----- Input -----

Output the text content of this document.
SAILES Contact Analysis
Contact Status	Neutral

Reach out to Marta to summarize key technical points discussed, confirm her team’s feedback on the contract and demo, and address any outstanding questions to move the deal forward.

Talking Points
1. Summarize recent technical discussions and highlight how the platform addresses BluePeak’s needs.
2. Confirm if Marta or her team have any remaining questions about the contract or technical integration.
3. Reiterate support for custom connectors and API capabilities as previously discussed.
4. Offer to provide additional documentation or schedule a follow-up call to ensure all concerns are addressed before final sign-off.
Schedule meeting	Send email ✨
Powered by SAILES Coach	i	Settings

-----

## Directive
Make an exact copy of all the data.

## Right answer
Output the text content of this document.
SAILES Contact Analysis
Contact Status	Neutral

Reach out to Marta to summarize key technical points discussed, confirm her team’s feedback on the contract and demo, and address any outstanding questions to move the deal forward.

Talking Points
1. Summarize recent technical discussions and highlight how the platform addresses BluePeak’s needs.
2. Confirm if Marta or her team have any remaining questions about the contract or technical integration.
3. Reiterate support for custom connectors and API capabilities as previously discussed.
4. Offer to provide additional documentation or schedule a follow-up call to ensure all concerns are addressed before final sign-off.
Schedule meeting	Send email ✨
Powered by SAILES Coach	i	Settings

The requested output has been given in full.